§ What the task asks:
Repeat the material below exactly, line for line.

[BEGIN]

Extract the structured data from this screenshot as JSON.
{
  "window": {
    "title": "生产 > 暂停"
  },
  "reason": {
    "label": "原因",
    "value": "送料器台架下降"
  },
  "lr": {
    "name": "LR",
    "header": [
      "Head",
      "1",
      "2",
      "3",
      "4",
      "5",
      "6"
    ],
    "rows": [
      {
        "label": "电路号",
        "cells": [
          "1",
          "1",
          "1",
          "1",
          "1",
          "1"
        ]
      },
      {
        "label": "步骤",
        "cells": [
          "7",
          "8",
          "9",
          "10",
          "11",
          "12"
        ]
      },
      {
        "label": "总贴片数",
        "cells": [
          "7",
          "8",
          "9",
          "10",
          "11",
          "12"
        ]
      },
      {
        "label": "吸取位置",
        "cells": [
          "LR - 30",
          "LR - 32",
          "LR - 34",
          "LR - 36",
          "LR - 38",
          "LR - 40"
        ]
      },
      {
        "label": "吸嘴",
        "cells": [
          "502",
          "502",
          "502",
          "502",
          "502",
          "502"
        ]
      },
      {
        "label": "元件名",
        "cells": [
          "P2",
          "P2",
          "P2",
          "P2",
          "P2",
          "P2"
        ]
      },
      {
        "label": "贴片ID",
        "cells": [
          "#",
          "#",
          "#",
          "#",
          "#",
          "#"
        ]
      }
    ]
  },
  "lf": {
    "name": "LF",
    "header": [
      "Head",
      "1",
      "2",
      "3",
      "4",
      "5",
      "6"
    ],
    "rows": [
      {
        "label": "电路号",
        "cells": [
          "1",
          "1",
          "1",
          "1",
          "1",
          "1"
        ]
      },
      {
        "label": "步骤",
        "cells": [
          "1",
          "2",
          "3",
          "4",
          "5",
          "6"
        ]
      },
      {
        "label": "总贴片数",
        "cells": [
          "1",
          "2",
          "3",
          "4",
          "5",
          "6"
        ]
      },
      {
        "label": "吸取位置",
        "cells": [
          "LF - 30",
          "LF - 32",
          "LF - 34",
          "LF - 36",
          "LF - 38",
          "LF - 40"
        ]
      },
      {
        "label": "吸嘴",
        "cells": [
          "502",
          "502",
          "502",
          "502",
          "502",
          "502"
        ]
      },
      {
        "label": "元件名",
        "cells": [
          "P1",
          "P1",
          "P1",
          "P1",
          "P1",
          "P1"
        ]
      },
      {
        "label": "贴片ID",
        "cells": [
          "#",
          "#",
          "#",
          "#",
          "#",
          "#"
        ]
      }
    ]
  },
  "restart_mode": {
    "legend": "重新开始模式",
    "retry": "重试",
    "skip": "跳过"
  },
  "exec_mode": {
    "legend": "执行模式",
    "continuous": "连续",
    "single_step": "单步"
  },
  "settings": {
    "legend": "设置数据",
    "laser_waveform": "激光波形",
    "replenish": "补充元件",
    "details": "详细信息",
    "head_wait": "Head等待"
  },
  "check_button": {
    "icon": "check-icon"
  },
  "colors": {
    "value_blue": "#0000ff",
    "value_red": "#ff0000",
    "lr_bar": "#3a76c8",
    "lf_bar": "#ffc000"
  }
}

[END]

§ Worked solution:
Extract the structured data from this screenshot as JSON.
{
  "window": {
    "title": "生产 > 暂停"
  },
  "reason": {
    "label": "原因",
    "value": "送料器台架下降"
  },
  "lr": {
    "name": "LR",
    "header": [
      "Head",
      "1",
      "2",
      "3",
      "4",
      "5",
      "6"
    ],
    "rows": [
      {
        "label": "电路号",
        "cells": [
          "1",
          "1",
          "1",
          "1",
          "1",
          "1"
        ]
      },
      {
        "label": "步骤",
        "cells": [
          "7",
          "8",
          "9",
          "10",
          "11",
          "12"
        ]
      },
      {
        "label": "总贴片数",
        "cells": [
          "7",
          "8",
          "9",
          "10",
          "11",
          "12"
        ]
      },
      {
        "label": "吸取位置",
        "cells": [
          "LR - 30",
          "LR - 32",
          "LR - 34",
          "LR - 36",
          "LR - 38",
          "LR - 40"
        ]
      },
      {
        "label": "吸嘴",
        "cells": [
          "502",
          "502",
          "502",
          "502",
          "502",
          "502"
        ]
      },
      {
        "label": "元件名",
        "cells": [
          "P2",
          "P2",
          "P2",
          "P2",
          "P2",
          "P2"
        ]
      },
      {
        "label": "贴片ID",
        "cells": [
          "#",
          "#",
          "#",
          "#",
          "#",
          "#"
        ]
      }
    ]
  },
  "lf": {
    "name": "LF",
    "header": [
      "Head",
      "1",
      "2",
      "3",
      "4",
      "5",
      "6"
    ],
    "rows": [
      {
        "label": "电路号",
        "cells": [
          "1",
          "1",
          "1",
          "1",
          "1",
          "1"
        ]
      },
      {
        "label": "步骤",
        "cells": [
          "1",
          "2",
          "3",
          "4",
          "5",
          "6"
        ]
      },
      {
        "label": "总贴片数",
        "cells": [
          "1",
          "2",
          "3",
          "4",
          "5",
          "6"
        ]
      },
      {
        "label": "吸取位置",
        "cells": [
          "LF - 30",
          "LF - 32",
          "LF - 34",
          "LF - 36",
          "LF - 38",
          "LF - 40"
        ]
      },
      {
        "label": "吸嘴",
        "cells": [
          "502",
          "502",
          "502",
          "502",
          "502",
          "502"
        ]
      },
      {
        "label": "元件名",
        "cells": [
          "P1",
          "P1",
          "P1",
          "P1",
          "P1",
          "P1"
        ]
      },
      {
        "label": "贴片ID",
        "cells": [
          "#",
          "#",
          "#",
          "#",
          "#",
          "#"
        ]
      }
    ]
  },
  "restart_mode": {
    "legend": "重新开始模式",
    "retry": "重试",
    "skip": "跳过"
  },
  "exec_mode": {
    "legend": "执行模式",
    "continuous": "连续",
    "single_step": "单步"
  },
  "settings": {
    "legend": "设置数据",
    "laser_waveform": "激光波形",
    "replenish": "补充元件",
    "details": "详细信息",
    "head_wait": "Head等待"
  },
  "check_button": {
    "icon": "check-icon"
  },
  "colors": {
    "value_blue": "#0000ff",
    "value_red": "#ff0000",
    "lr_bar": "#3a76c8",
    "lf_bar": "#ffc000"
  }
}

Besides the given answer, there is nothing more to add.